::: Data to use

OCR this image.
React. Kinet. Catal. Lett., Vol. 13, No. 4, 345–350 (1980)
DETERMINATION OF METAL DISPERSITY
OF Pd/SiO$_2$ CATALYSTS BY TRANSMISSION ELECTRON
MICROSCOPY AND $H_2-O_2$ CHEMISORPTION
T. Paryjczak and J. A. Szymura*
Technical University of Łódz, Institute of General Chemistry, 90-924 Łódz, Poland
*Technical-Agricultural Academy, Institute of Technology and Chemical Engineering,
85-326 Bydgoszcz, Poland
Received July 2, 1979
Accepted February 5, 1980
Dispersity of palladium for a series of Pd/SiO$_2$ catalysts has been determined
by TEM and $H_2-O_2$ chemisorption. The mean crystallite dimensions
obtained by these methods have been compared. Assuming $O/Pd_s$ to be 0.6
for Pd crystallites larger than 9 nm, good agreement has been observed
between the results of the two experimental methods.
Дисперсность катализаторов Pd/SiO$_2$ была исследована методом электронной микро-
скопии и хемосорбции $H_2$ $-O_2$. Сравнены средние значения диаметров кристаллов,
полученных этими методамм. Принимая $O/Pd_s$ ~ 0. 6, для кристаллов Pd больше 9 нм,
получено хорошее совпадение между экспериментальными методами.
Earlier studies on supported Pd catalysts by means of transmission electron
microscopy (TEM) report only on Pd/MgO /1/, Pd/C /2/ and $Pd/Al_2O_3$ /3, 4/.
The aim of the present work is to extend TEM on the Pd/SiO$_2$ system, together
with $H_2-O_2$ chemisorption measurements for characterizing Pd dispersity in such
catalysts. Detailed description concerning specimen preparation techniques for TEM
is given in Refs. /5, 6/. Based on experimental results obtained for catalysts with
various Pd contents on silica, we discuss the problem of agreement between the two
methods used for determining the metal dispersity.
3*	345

::::::

### Task goal
Look over the listing above. Pick out and copy every line that includes "with".

### Response
with $H_2-O_2$ chemisorption measurements for characterizing Pd dispersity in such
is given in Refs. /5, 6/. Based on experimental results obtained for catalysts with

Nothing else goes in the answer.